Aim - The entries that follow should be written out exactly.

Records for the task -
##########

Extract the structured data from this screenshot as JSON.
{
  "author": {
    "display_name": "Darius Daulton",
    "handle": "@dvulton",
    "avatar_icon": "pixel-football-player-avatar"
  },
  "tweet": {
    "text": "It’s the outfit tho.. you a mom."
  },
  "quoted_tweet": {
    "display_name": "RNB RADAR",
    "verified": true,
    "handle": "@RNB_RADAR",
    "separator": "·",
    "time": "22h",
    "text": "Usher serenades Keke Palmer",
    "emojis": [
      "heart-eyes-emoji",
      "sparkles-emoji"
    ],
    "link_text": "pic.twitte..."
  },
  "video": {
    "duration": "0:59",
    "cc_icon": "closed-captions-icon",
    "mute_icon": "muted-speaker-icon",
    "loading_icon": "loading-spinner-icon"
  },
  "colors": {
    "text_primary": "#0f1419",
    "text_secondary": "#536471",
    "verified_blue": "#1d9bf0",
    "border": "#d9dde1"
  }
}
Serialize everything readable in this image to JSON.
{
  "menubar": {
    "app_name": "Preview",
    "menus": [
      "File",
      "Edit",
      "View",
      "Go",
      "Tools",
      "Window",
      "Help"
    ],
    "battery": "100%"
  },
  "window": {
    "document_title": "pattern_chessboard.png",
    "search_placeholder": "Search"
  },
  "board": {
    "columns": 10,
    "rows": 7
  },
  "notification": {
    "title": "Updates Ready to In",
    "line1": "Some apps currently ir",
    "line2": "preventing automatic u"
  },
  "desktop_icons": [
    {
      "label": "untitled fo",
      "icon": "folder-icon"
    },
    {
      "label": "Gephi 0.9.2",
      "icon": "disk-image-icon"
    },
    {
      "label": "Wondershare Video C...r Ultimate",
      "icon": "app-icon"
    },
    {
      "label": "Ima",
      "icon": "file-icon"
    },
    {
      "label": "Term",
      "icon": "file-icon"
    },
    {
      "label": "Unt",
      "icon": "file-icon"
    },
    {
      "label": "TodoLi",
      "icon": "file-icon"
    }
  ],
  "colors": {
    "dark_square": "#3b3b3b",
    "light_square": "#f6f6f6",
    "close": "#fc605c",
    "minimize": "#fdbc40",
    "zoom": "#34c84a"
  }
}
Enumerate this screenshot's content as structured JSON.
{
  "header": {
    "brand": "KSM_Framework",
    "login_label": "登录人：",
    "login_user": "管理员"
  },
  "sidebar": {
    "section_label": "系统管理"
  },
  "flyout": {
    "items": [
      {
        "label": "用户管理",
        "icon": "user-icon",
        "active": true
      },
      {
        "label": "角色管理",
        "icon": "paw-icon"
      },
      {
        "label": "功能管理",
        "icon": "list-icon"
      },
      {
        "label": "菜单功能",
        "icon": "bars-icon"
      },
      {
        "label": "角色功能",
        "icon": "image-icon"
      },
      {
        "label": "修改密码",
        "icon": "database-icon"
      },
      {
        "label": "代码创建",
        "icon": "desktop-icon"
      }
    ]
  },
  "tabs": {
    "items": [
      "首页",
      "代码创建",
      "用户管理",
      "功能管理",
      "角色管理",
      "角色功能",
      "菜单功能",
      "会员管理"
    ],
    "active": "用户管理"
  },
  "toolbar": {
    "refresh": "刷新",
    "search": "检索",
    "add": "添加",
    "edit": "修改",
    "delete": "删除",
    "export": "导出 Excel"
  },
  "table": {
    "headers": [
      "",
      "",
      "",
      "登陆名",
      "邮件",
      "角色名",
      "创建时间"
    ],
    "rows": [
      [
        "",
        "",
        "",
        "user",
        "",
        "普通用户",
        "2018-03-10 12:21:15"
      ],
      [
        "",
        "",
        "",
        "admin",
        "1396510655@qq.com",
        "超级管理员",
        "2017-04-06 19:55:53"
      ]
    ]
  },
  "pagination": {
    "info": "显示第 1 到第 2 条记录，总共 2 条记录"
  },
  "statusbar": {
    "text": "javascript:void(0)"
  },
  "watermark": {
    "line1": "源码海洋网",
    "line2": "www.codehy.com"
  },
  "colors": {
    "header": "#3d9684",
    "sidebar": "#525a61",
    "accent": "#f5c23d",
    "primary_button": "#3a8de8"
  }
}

##########

The response -
Extract the structured data from this screenshot as JSON.
{
  "author": {
    "display_name": "Darius Daulton",
    "handle": "@dvulton",
    "avatar_icon": "pixel-football-player-avatar"
  },
  "tweet": {
    "text": "It’s the outfit tho.. you a mom."
  },
  "quoted_tweet": {
    "display_name": "RNB RADAR",
    "verified": true,
    "handle": "@RNB_RADAR",
    "separator": "·",
    "time": "22h",
    "text": "Usher serenades Keke Palmer",
    "emojis": [
      "heart-eyes-emoji",
      "sparkles-emoji"
    ],
    "link_text": "pic.twitte..."
  },
  "video": {
    "duration": "0:59",
    "cc_icon": "closed-captions-icon",
    "mute_icon": "muted-speaker-icon",
    "loading_icon": "loading-spinner-icon"
  },
  "colors": {
    "text_primary": "#0f1419",
    "text_secondary": "#536471",
    "verified_blue": "#1d9bf0",
    "border": "#d9dde1"
  }
}
Serialize everything readable in this image to JSON.
{
  "menubar": {
    "app_name": "Preview",
    "menus": [
      "File",
      "Edit",
      "View",
      "Go",
      "Tools",
      "Window",
      "Help"
    ],
    "battery": "100%"
  },
  "window": {
    "document_title": "pattern_chessboard.png",
    "search_placeholder": "Search"
  },
  "board": {
    "columns": 10,
    "rows": 7
  },
  "notification": {
    "title": "Updates Ready to In",
    "line1": "Some apps currently ir",
    "line2": "preventing automatic u"
  },
  "desktop_icons": [
    {
      "label": "untitled fo",
      "icon": "folder-icon"
    },
    {
      "label": "Gephi 0.9.2",
      "icon": "disk-image-icon"
    },
    {
      "label": "Wondershare Video C...r Ultimate",
      "icon": "app-icon"
    },
    {
      "label": "Ima",
      "icon": "file-icon"
    },
    {
      "label": "Term",
      "icon": "file-icon"
    },
    {
      "label": "Unt",
      "icon": "file-icon"
    },
    {
      "label": "TodoLi",
      "icon": "file-icon"
    }
  ],
  "colors": {
    "dark_square": "#3b3b3b",
    "light_square": "#f6f6f6",
    "close": "#fc605c",
    "minimize": "#fdbc40",
    "zoom": "#34c84a"
  }
}
Enumerate this screenshot's content as structured JSON.
{
  "header": {
    "brand": "KSM_Framework",
    "login_label": "登录人：",
    "login_user": "管理员"
  },
  "sidebar": {
    "section_label": "系统管理"
  },
  "flyout": {
    "items": [
      {
        "label": "用户管理",
        "icon": "user-icon",
        "active": true
      },
      {
        "label": "角色管理",
        "icon": "paw-icon"
      },
      {
        "label": "功能管理",
        "icon": "list-icon"
      },
      {
        "label": "菜单功能",
        "icon": "bars-icon"
      },
      {
        "label": "角色功能",
        "icon": "image-icon"
      },
      {
        "label": "修改密码",
        "icon": "database-icon"
      },
      {
        "label": "代码创建",
        "icon": "desktop-icon"
      }
    ]
  },
  "tabs": {
    "items": [
      "首页",
      "代码创建",
      "用户管理",
      "功能管理",
      "角色管理",
      "角色功能",
      "菜单功能",
      "会员管理"
    ],
    "active": "用户管理"
  },
  "toolbar": {
    "refresh": "刷新",
    "search": "检索",
    "add": "添加",
    "edit": "修改",
    "delete": "删除",
    "export": "导出 Excel"
  },
  "table": {
    "headers": [
      "",
      "",
      "",
      "登陆名",
      "邮件",
      "角色名",
      "创建时间"
    ],
    "rows": [
      [
        "",
        "",
        "",
        "user",
        "",
        "普通用户",
        "2018-03-10 12:21:15"
      ],
      [
        "",
        "",
        "",
        "admin",
        "1396510655@qq.com",
        "超级管理员",
        "2017-04-06 19:55:53"
      ]
    ]
  },
  "pagination": {
    "info": "显示第 1 到第 2 条记录，总共 2 条记录"
  },
  "statusbar": {
    "text": "javascript:void(0)"
  },
  "watermark": {
    "line1": "源码海洋网",
    "line2": "www.codehy.com"
  },
  "colors": {
    "header": "#3d9684",
    "sidebar": "#525a61",
    "accent": "#f5c23d",
    "primary_button": "#3a8de8"
  }
}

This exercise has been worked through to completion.